▸ **What you are asked to do**
Keep only the lines where "Jayme" appears.

▸ **Given data**
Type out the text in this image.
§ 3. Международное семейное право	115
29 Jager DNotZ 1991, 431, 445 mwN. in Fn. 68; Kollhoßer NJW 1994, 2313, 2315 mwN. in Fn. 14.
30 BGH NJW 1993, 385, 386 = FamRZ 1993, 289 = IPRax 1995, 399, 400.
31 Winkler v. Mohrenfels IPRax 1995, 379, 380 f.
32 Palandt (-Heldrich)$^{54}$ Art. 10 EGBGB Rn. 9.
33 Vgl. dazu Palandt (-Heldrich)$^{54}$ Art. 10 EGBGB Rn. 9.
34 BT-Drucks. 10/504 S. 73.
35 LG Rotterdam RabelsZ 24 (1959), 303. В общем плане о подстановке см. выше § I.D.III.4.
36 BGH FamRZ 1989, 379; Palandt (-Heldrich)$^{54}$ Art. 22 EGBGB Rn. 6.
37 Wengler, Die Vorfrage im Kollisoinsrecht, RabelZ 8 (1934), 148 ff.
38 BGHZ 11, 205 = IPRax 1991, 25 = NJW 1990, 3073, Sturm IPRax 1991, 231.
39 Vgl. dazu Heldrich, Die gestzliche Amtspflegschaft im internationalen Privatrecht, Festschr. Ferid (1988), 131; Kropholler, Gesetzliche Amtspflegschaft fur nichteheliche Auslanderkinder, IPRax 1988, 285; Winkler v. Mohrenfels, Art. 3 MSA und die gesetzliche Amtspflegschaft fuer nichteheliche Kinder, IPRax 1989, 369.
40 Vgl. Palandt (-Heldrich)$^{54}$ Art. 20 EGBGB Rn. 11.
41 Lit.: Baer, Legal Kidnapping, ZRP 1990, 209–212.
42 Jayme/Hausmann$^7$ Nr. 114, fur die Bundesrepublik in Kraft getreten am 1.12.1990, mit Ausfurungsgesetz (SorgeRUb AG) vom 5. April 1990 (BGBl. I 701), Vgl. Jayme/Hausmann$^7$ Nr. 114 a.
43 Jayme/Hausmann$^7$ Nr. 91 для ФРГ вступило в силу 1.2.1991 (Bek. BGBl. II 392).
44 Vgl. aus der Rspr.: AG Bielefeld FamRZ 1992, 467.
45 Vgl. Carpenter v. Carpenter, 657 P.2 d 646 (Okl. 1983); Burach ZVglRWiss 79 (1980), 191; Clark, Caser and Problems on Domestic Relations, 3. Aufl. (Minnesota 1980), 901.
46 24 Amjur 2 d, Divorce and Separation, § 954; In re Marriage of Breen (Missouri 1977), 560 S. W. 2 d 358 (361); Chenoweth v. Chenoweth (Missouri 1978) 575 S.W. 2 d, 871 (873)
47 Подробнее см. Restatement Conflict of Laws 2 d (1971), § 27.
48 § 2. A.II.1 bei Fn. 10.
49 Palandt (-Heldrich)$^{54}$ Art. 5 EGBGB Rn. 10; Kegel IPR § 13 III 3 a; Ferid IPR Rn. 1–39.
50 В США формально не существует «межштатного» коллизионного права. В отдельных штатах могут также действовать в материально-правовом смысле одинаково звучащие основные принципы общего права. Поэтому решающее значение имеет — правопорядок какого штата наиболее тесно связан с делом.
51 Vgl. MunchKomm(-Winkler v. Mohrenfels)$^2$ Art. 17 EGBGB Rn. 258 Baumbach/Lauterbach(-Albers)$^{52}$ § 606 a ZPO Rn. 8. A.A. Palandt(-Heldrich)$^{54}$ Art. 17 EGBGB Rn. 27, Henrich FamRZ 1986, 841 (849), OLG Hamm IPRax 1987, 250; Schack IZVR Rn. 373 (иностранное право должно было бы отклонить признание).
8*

==

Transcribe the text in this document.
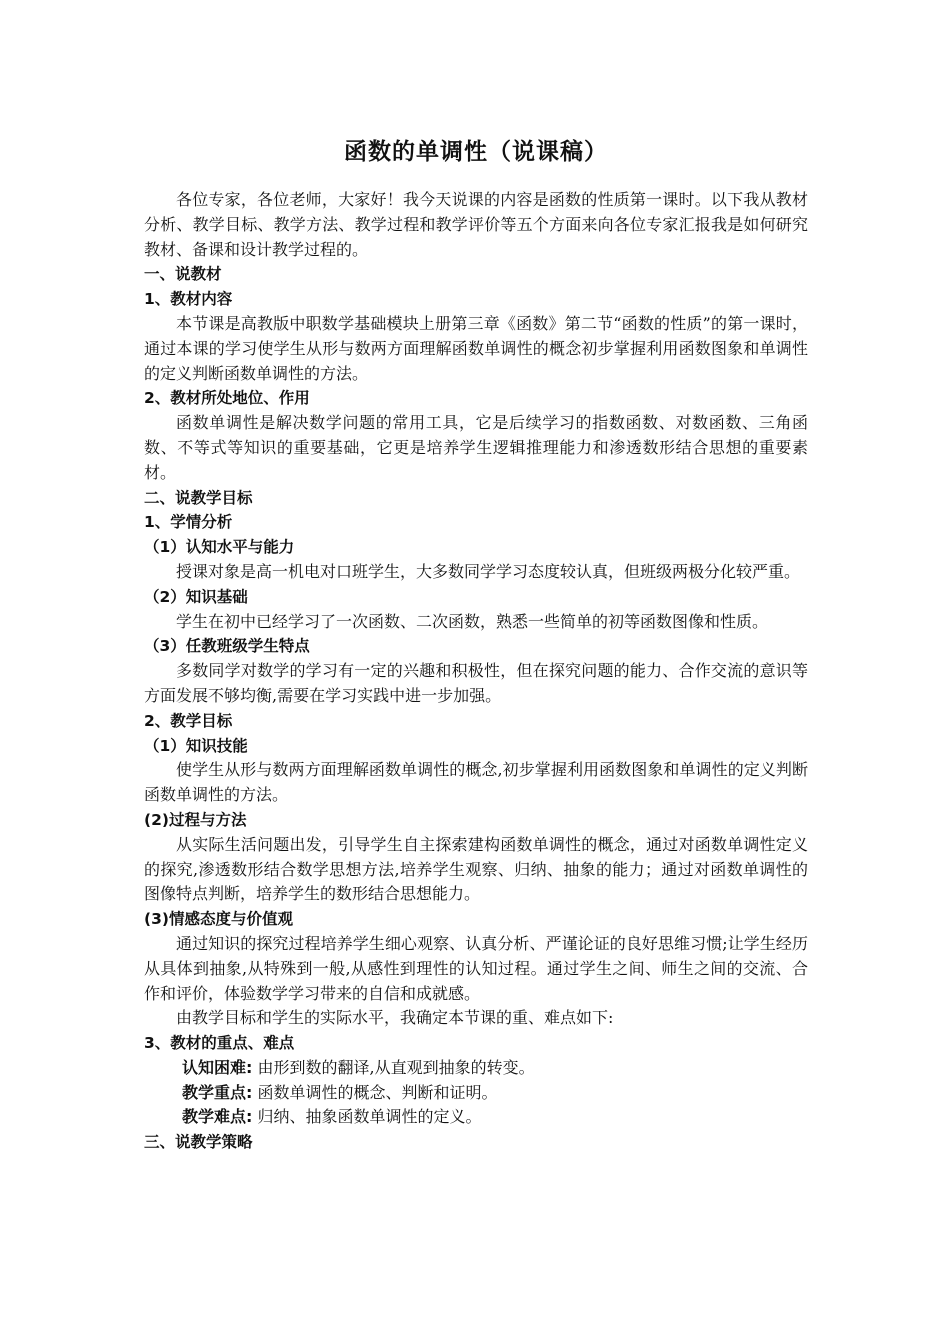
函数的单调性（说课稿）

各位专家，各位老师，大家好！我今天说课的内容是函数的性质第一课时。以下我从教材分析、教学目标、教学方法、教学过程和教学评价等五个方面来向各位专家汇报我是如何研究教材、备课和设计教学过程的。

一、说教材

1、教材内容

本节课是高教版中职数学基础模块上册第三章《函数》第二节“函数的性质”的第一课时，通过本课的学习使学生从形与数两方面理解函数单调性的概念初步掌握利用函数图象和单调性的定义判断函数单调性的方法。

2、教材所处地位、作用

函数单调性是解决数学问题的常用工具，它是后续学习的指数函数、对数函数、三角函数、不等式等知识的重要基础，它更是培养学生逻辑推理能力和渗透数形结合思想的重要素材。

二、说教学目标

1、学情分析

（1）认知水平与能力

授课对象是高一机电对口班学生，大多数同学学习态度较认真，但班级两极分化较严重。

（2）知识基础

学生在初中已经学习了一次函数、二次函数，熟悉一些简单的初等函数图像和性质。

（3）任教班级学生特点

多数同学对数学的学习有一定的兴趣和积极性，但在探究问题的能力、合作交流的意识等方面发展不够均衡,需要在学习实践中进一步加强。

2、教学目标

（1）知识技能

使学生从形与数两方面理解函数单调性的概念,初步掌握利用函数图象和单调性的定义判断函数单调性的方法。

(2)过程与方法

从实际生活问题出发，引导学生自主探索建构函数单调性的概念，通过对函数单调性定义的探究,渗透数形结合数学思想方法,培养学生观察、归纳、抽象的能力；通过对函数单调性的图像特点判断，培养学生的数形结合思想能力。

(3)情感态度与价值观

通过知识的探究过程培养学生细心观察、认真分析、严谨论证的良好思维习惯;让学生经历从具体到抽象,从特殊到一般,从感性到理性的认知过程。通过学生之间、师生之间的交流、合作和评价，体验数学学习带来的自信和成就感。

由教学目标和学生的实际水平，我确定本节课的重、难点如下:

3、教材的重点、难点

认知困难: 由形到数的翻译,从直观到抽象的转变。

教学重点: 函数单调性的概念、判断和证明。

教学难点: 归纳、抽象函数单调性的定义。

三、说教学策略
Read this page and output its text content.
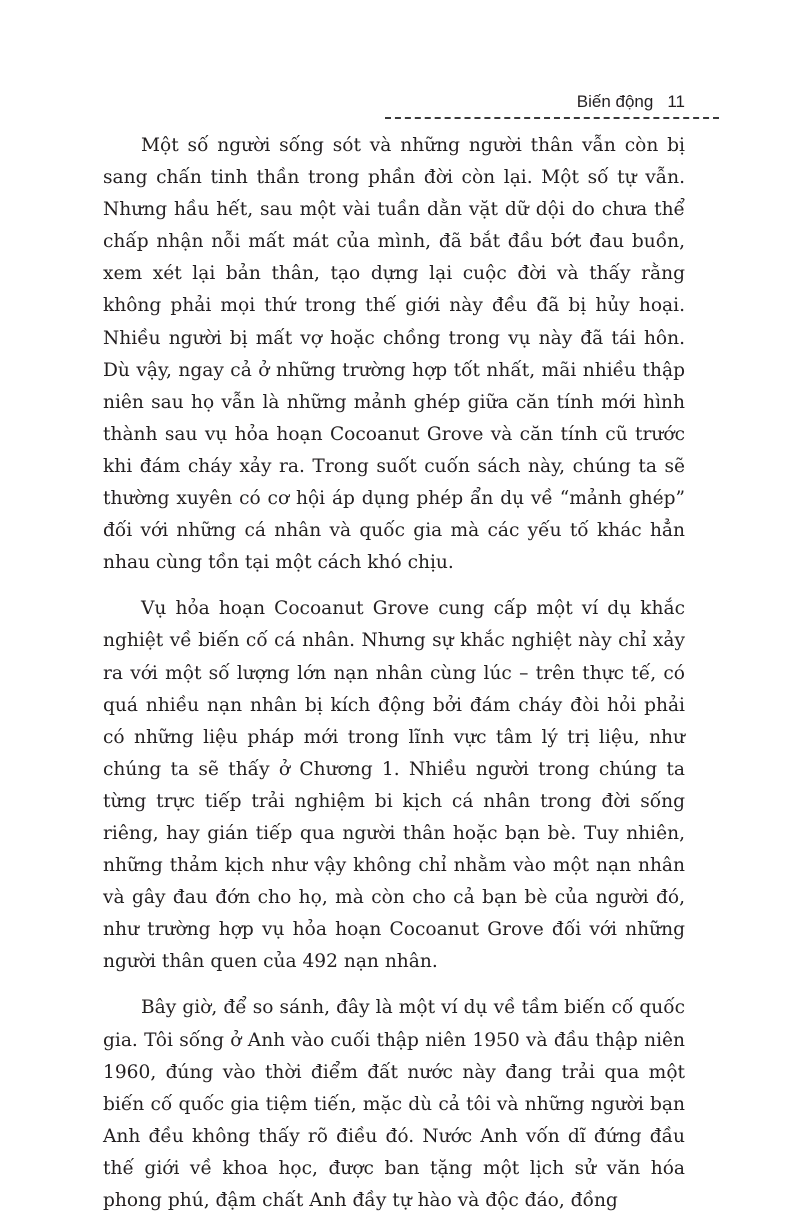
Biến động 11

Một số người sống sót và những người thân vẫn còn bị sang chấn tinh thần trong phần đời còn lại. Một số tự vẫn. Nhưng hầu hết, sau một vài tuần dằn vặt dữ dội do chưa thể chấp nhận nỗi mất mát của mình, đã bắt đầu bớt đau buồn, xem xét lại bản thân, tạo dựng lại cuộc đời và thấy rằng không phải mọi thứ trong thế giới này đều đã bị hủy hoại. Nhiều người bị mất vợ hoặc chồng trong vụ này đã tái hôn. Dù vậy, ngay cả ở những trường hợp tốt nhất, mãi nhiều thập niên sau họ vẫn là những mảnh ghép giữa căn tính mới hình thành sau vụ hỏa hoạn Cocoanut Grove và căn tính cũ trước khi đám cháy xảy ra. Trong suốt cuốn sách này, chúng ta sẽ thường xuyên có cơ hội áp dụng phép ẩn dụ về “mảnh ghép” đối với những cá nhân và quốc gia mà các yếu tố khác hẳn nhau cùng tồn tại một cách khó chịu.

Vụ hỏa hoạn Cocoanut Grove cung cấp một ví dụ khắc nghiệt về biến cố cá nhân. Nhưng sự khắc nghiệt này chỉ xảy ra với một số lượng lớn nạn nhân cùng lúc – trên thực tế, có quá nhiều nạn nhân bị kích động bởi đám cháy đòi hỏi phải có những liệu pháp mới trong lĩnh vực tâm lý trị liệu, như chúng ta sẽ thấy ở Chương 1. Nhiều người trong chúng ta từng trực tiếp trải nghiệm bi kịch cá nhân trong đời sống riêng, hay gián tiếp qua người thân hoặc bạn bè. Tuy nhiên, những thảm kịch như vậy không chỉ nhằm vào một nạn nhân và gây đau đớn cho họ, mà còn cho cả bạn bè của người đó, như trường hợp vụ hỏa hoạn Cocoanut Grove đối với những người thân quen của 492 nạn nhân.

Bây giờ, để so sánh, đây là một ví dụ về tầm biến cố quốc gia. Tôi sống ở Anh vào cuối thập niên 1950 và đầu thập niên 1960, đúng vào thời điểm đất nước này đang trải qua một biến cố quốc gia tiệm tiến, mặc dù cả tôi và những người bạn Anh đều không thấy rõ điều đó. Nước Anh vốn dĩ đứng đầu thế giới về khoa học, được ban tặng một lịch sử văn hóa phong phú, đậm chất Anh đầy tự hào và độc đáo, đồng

▸ **Expected output**
42 Jayme/Hausmann$^7$ Nr. 114, fur die Bundesrepublik in Kraft getreten am 1.12.1990, mit Ausfurungsgesetz (SorgeRUb AG) vom 5. April 1990 (BGBl. I 701), Vgl. Jayme/Hausmann$^7$ Nr. 114 a.
43 Jayme/Hausmann$^7$ Nr. 91 для ФРГ вступило в силу 1.2.1991 (Bek. BGBl. II 392).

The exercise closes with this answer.